──────── Provided records

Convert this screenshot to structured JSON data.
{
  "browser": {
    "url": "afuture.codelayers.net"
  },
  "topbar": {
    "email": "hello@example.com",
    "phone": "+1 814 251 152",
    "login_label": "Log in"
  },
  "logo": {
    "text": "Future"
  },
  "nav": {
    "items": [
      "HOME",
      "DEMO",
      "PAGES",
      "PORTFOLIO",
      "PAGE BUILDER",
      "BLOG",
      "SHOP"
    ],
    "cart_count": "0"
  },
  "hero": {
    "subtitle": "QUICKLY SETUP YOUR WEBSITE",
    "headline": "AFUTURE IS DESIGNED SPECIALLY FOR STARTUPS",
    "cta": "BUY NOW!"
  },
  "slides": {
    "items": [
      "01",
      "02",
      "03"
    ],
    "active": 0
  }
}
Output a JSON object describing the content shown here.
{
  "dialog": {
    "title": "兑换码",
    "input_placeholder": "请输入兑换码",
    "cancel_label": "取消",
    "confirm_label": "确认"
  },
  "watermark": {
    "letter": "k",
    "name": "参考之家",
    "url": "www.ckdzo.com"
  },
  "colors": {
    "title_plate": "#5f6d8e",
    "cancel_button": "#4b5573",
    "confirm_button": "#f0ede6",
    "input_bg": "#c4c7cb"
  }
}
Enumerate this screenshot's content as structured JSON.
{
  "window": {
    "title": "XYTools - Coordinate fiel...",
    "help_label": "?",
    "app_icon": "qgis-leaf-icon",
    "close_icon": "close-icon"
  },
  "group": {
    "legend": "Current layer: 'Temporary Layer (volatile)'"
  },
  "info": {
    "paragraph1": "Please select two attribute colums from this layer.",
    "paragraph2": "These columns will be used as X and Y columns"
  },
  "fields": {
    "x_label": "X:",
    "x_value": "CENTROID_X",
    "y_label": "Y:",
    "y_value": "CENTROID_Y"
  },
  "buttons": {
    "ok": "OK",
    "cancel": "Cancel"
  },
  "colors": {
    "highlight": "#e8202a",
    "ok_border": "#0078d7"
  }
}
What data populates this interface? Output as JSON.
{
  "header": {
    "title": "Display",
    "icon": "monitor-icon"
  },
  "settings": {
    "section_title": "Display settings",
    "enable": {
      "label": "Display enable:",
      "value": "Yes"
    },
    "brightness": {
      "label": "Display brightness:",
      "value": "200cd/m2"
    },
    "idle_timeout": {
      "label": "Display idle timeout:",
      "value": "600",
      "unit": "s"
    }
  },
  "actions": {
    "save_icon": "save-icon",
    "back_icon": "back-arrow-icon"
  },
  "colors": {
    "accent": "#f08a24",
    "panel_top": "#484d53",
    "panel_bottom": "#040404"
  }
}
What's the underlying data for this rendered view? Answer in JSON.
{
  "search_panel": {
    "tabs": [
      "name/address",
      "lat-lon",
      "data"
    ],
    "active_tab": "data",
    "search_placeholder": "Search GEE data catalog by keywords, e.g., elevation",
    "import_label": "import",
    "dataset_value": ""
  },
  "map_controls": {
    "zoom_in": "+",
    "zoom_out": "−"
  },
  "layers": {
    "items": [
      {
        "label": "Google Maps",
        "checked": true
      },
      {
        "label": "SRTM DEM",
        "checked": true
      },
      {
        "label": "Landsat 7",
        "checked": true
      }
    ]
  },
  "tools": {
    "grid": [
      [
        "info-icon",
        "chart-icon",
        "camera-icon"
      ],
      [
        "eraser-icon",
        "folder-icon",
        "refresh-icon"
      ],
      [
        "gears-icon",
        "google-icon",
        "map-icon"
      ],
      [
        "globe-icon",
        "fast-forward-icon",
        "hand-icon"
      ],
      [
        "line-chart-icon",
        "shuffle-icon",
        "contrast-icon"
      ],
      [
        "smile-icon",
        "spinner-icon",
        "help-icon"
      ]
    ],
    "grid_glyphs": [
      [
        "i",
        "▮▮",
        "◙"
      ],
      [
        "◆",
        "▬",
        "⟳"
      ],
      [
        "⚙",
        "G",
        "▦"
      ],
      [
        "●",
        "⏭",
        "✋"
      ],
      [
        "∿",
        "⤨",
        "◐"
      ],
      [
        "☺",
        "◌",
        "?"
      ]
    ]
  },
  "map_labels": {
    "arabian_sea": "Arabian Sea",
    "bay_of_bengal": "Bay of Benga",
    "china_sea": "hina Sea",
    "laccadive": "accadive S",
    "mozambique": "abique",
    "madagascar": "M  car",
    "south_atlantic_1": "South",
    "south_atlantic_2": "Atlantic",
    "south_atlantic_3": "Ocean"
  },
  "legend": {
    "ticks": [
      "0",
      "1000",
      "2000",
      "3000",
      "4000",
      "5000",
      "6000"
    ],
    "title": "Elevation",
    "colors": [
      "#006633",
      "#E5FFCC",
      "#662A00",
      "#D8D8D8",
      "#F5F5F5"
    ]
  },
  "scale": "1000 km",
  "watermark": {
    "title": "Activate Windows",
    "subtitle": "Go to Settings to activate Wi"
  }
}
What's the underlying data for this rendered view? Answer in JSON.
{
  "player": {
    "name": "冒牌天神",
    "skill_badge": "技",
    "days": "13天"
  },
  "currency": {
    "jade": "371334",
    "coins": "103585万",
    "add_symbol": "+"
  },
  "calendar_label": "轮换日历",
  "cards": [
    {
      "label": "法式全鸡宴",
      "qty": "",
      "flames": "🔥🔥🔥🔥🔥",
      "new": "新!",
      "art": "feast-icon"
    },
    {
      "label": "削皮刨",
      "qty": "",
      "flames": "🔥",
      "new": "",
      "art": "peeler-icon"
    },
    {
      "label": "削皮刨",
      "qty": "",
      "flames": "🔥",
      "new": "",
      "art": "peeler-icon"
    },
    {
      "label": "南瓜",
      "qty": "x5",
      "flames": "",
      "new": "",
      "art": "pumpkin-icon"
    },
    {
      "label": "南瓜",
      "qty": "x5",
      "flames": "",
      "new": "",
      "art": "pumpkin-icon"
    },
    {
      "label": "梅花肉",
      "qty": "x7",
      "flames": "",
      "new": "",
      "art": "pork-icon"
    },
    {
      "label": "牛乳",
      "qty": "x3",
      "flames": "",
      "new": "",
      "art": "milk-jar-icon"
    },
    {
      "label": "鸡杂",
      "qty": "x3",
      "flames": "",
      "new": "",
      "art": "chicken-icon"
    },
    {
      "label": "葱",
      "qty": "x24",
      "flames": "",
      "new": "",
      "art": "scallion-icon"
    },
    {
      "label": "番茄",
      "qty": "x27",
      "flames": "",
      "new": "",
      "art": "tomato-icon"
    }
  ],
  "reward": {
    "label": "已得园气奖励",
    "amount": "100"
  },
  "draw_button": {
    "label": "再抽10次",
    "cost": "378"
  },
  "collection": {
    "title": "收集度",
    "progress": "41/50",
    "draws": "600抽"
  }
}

────────────────

Extract each entry in full and write it down exactly.

**Exercise response**
Convert this screenshot to structured JSON data.
{
  "browser": {
    "url": "afuture.codelayers.net"
  },
  "topbar": {
    "email": "hello@example.com",
    "phone": "+1 814 251 152",
    "login_label": "Log in"
  },
  "logo": {
    "text": "Future"
  },
  "nav": {
    "items": [
      "HOME",
      "DEMO",
      "PAGES",
      "PORTFOLIO",
      "PAGE BUILDER",
      "BLOG",
      "SHOP"
    ],
    "cart_count": "0"
  },
  "hero": {
    "subtitle": "QUICKLY SETUP YOUR WEBSITE",
    "headline": "AFUTURE IS DESIGNED SPECIALLY FOR STARTUPS",
    "cta": "BUY NOW!"
  },
  "slides": {
    "items": [
      "01",
      "02",
      "03"
    ],
    "active": 0
  }
}
Output a JSON object describing the content shown here.
{
  "dialog": {
    "title": "兑换码",
    "input_placeholder": "请输入兑换码",
    "cancel_label": "取消",
    "confirm_label": "确认"
  },
  "watermark": {
    "letter": "k",
    "name": "参考之家",
    "url": "www.ckdzo.com"
  },
  "colors": {
    "title_plate": "#5f6d8e",
    "cancel_button": "#4b5573",
    "confirm_button": "#f0ede6",
    "input_bg": "#c4c7cb"
  }
}
Enumerate this screenshot's content as structured JSON.
{
  "window": {
    "title": "XYTools - Coordinate fiel...",
    "help_label": "?",
    "app_icon": "qgis-leaf-icon",
    "close_icon": "close-icon"
  },
  "group": {
    "legend": "Current layer: 'Temporary Layer (volatile)'"
  },
  "info": {
    "paragraph1": "Please select two attribute colums from this layer.",
    "paragraph2": "These columns will be used as X and Y columns"
  },
  "fields": {
    "x_label": "X:",
    "x_value": "CENTROID_X",
    "y_label": "Y:",
    "y_value": "CENTROID_Y"
  },
  "buttons": {
    "ok": "OK",
    "cancel": "Cancel"
  },
  "colors": {
    "highlight": "#e8202a",
    "ok_border": "#0078d7"
  }
}
What data populates this interface? Output as JSON.
{
  "header": {
    "title": "Display",
    "icon": "monitor-icon"
  },
  "settings": {
    "section_title": "Display settings",
    "enable": {
      "label": "Display enable:",
      "value": "Yes"
    },
    "brightness": {
      "label": "Display brightness:",
      "value": "200cd/m2"
    },
    "idle_timeout": {
      "label": "Display idle timeout:",
      "value": "600",
      "unit": "s"
    }
  },
  "actions": {
    "save_icon": "save-icon",
    "back_icon": "back-arrow-icon"
  },
  "colors": {
    "accent": "#f08a24",
    "panel_top": "#484d53",
    "panel_bottom": "#040404"
  }
}
What's the underlying data for this rendered view? Answer in JSON.
{
  "search_panel": {
    "tabs": [
      "name/address",
      "lat-lon",
      "data"
    ],
    "active_tab": "data",
    "search_placeholder": "Search GEE data catalog by keywords, e.g., elevation",
    "import_label": "import",
    "dataset_value": ""
  },
  "map_controls": {
    "zoom_in": "+",
    "zoom_out": "−"
  },
  "layers": {
    "items": [
      {
        "label": "Google Maps",
        "checked": true
      },
      {
        "label": "SRTM DEM",
        "checked": true
      },
      {
        "label": "Landsat 7",
        "checked": true
      }
    ]
  },
  "tools": {
    "grid": [
      [
        "info-icon",
        "chart-icon",
        "camera-icon"
      ],
      [
        "eraser-icon",
        "folder-icon",
        "refresh-icon"
      ],
      [
        "gears-icon",
        "google-icon",
        "map-icon"
      ],
      [
        "globe-icon",
        "fast-forward-icon",
        "hand-icon"
      ],
      [
        "line-chart-icon",
        "shuffle-icon",
        "contrast-icon"
      ],
      [
        "smile-icon",
        "spinner-icon",
        "help-icon"
      ]
    ],
    "grid_glyphs": [
      [
        "i",
        "▮▮",
        "◙"
      ],
      [
        "◆",
        "▬",
        "⟳"
      ],
      [
        "⚙",
        "G",
        "▦"
      ],
      [
        "●",
        "⏭",
        "✋"
      ],
      [
        "∿",
        "⤨",
        "◐"
      ],
      [
        "☺",
        "◌",
        "?"
      ]
    ]
  },
  "map_labels": {
    "arabian_sea": "Arabian Sea",
    "bay_of_bengal": "Bay of Benga",
    "china_sea": "hina Sea",
    "laccadive": "accadive S",
    "mozambique": "abique",
    "madagascar": "M  car",
    "south_atlantic_1": "South",
    "south_atlantic_2": "Atlantic",
    "south_atlantic_3": "Ocean"
  },
  "legend": {
    "ticks": [
      "0",
      "1000",
      "2000",
      "3000",
      "4000",
      "5000",
      "6000"
    ],
    "title": "Elevation",
    "colors": [
      "#006633",
      "#E5FFCC",
      "#662A00",
      "#D8D8D8",
      "#F5F5F5"
    ]
  },
  "scale": "1000 km",
  "watermark": {
    "title": "Activate Windows",
    "subtitle": "Go to Settings to activate Wi"
  }
}
What's the underlying data for this rendered view? Answer in JSON.
{
  "player": {
    "name": "冒牌天神",
    "skill_badge": "技",
    "days": "13天"
  },
  "currency": {
    "jade": "371334",
    "coins": "103585万",
    "add_symbol": "+"
  },
  "calendar_label": "轮换日历",
  "cards": [
    {
      "label": "法式全鸡宴",
      "qty": "",
      "flames": "🔥🔥🔥🔥🔥",
      "new": "新!",
      "art": "feast-icon"
    },
    {
      "label": "削皮刨",
      "qty": "",
      "flames": "🔥",
      "new": "",
      "art": "peeler-icon"
    },
    {
      "label": "削皮刨",
      "qty": "",
      "flames": "🔥",
      "new": "",
      "art": "peeler-icon"
    },
    {
      "label": "南瓜",
      "qty": "x5",
      "flames": "",
      "new": "",
      "art": "pumpkin-icon"
    },
    {
      "label": "南瓜",
      "qty": "x5",
      "flames": "",
      "new": "",
      "art": "pumpkin-icon"
    },
    {
      "label": "梅花肉",
      "qty": "x7",
      "flames": "",
      "new": "",
      "art": "pork-icon"
    },
    {
      "label": "牛乳",
      "qty": "x3",
      "flames": "",
      "new": "",
      "art": "milk-jar-icon"
    },
    {
      "label": "鸡杂",
      "qty": "x3",
      "flames": "",
      "new": "",
      "art": "chicken-icon"
    },
    {
      "label": "葱",
      "qty": "x24",
      "flames": "",
      "new": "",
      "art": "scallion-icon"
    },
    {
      "label": "番茄",
      "qty": "x27",
      "flames": "",
      "new": "",
      "art": "tomato-icon"
    }
  ],
  "reward": {
    "label": "已得园气奖励",
    "amount": "100"
  },
  "draw_button": {
    "label": "再抽10次",
    "cost": "378"
  },
  "collection": {
    "title": "收集度",
    "progress": "41/50",
    "draws": "600抽"
  }
}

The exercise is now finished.